* _PROVIDED TEXT_:

+---+

# 3. Check previous logs (from crashed container)
kubectl logs my-pod --previous
# 4. Check current logs
kubectl logs my-pod
# 5. Check resource limits
kubectl describe pod my-pod | grep -A 10 Limits
Common causes:
- Application error (check logs)
- OOMKilled (increase memory limit)
- Liveness probe failing (check probe config)
- Missing dependencies (check ConfigMaps, Secrets, Services)
Workflow 2: Service Not Reachable
# 1. Check service exists
kubectl get service my-service
# 2. Check endpoints (pods the service routes to)
kubectl get endpoints my-service
# 3. If no endpoints, check selector matches pod labels
kubectl describe service my-service
kubectl get pods --show-labels
# 4. Test from within cluster
kubectl run test --image=busybox --rm -it -- wget -qO- my-service:80
# 5. Check pod is ready
kubectl get pods -l app=myapp
Common causes:
- Selector does not match pod labels
- Pod is not ready (readiness probe failing)
- Wrong port in service definition
- Pod crashed
Workflow 3: Pod Stuck in Pending
# 1. Check pod events
kubectl describe pod my-pod | grep -A 10 Events
# 2. Check node resources
kubectl describe nodes | grep -A 5 "Allocated resources"

+---+

* _PROVIDED MATERIAL_:
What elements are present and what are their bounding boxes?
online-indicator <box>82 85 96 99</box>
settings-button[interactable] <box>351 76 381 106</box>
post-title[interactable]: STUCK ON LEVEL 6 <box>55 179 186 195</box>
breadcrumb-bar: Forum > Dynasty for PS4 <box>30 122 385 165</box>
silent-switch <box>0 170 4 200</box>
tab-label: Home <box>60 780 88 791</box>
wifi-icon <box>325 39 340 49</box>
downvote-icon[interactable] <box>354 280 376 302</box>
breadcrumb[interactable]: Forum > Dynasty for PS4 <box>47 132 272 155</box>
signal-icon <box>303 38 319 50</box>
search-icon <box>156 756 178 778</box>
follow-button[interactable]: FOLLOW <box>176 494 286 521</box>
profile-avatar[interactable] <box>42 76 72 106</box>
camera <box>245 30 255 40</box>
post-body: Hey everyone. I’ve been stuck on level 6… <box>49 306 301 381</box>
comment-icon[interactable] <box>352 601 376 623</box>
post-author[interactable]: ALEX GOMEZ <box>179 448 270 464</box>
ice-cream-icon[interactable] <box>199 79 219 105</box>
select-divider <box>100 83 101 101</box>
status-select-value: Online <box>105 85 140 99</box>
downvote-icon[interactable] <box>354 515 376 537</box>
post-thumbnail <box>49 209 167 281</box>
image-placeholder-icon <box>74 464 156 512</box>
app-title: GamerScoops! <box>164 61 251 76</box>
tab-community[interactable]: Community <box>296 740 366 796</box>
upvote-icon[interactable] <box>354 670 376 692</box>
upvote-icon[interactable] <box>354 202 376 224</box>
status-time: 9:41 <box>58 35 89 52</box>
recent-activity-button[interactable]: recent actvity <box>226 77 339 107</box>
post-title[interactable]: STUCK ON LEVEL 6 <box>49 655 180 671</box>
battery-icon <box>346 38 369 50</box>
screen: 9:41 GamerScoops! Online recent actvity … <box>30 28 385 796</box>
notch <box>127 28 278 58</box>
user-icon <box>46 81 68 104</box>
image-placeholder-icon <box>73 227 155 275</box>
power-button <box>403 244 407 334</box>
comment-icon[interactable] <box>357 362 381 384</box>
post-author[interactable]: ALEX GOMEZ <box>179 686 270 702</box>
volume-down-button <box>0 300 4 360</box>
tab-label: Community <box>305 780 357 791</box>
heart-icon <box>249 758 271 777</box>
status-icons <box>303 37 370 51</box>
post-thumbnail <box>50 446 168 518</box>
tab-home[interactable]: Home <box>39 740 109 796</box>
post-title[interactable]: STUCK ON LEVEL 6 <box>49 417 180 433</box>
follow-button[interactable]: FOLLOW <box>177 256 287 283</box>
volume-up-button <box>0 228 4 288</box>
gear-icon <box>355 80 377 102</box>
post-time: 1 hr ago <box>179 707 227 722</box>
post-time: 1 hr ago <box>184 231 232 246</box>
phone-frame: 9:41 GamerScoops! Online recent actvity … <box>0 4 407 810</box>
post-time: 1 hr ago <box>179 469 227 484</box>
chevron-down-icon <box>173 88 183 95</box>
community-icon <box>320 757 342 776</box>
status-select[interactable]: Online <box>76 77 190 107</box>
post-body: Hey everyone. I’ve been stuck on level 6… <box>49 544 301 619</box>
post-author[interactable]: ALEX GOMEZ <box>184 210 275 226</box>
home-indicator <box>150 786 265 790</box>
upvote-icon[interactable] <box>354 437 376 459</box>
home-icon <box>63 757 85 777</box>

+---+

In the Kubernetes troubleshooting text, which command checks the logs from a crashed container? The records have nothing to do with the Kubernetes troubleshooting text.

* _TASK OUTPUT_:
kubectl logs my-pod --previous